DIRECTIONS FOR THIS TASK:
Retype all the entries word for word, but omit the pictures.

EXCERPTED RECORDS:

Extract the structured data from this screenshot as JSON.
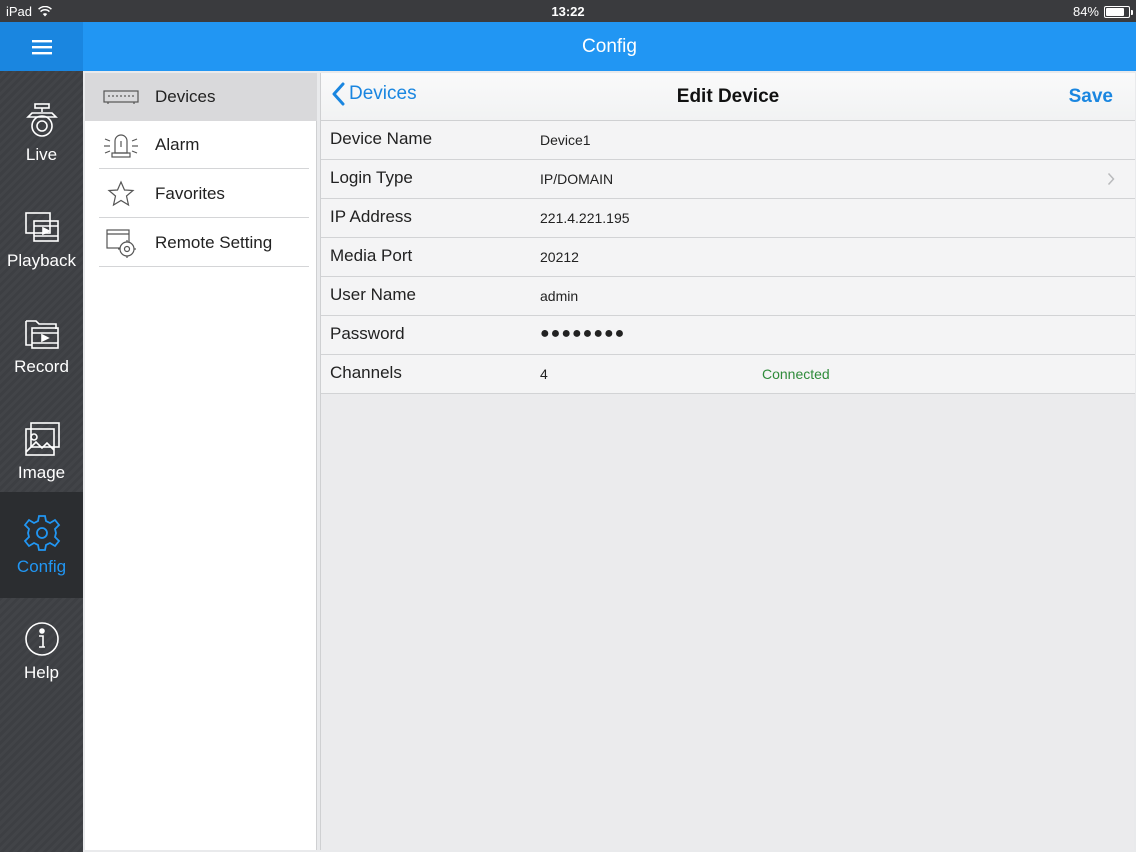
{
  "status_bar": {
    "device": "iPad",
    "time": "13:22",
    "battery": "84%",
    "battery_level": 0.84
  },
  "header": {
    "title": "Config"
  },
  "left_nav": {
    "items": [
      {
        "label": "Live",
        "icon": "camera-icon"
      },
      {
        "label": "Playback",
        "icon": "playback-icon"
      },
      {
        "label": "Record",
        "icon": "record-folder-icon"
      },
      {
        "label": "Image",
        "icon": "image-icon"
      },
      {
        "label": "Config",
        "icon": "gear-icon",
        "active": true
      },
      {
        "label": "Help",
        "icon": "info-icon"
      }
    ],
    "active_color": "#2196f3"
  },
  "config_menu": {
    "items": [
      {
        "label": "Devices",
        "icon": "dvr-device-icon",
        "selected": true
      },
      {
        "label": "Alarm",
        "icon": "alarm-light-icon"
      },
      {
        "label": "Favorites",
        "icon": "star-icon"
      },
      {
        "label": "Remote Setting",
        "icon": "remote-setting-icon"
      }
    ]
  },
  "edit_device": {
    "back_label": "Devices",
    "title": "Edit Device",
    "save_label": "Save",
    "fields": [
      {
        "label": "Device Name",
        "value": "Device1"
      },
      {
        "label": "Login Type",
        "value": "IP/DOMAIN",
        "has_chevron": true
      },
      {
        "label": "IP Address",
        "value": "221.4.221.195"
      },
      {
        "label": "Media Port",
        "value": "20212"
      },
      {
        "label": "User Name",
        "value": "admin"
      },
      {
        "label": "Password",
        "value": "●●●●●●●●"
      },
      {
        "label": "Channels",
        "value": "4",
        "status": "Connected"
      }
    ],
    "status_color": "#2e8b3a"
  }
}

SOLUTION FOR THIS EXERCISE:
Extract the structured data from this screenshot as JSON.
{
  "status_bar": {
    "device": "iPad",
    "time": "13:22",
    "battery": "84%",
    "battery_level": 0.84
  },
  "header": {
    "title": "Config"
  },
  "left_nav": {
    "items": [
      {
        "label": "Live",
        "icon": "camera-icon"
      },
      {
        "label": "Playback",
        "icon": "playback-icon"
      },
      {
        "label": "Record",
        "icon": "record-folder-icon"
      },
      {
        "label": "Image",
        "icon": "image-icon"
      },
      {
        "label": "Config",
        "icon": "gear-icon",
        "active": true
      },
      {
        "label": "Help",
        "icon": "info-icon"
      }
    ],
    "active_color": "#2196f3"
  },
  "config_menu": {
    "items": [
      {
        "label": "Devices",
        "icon": "dvr-device-icon",
        "selected": true
      },
      {
        "label": "Alarm",
        "icon": "alarm-light-icon"
      },
      {
        "label": "Favorites",
        "icon": "star-icon"
      },
      {
        "label": "Remote Setting",
        "icon": "remote-setting-icon"
      }
    ]
  },
  "edit_device": {
    "back_label": "Devices",
    "title": "Edit Device",
    "save_label": "Save",
    "fields": [
      {
        "label": "Device Name",
        "value": "Device1"
      },
      {
        "label": "Login Type",
        "value": "IP/DOMAIN",
        "has_chevron": true
      },
      {
        "label": "IP Address",
        "value": "221.4.221.195"
      },
      {
        "label": "Media Port",
        "value": "20212"
      },
      {
        "label": "User Name",
        "value": "admin"
      },
      {
        "label": "Password",
        "value": "●●●●●●●●"
      },
      {
        "label": "Channels",
        "value": "4",
        "status": "Connected"
      }
    ],
    "status_color": "#2e8b3a"
  }
}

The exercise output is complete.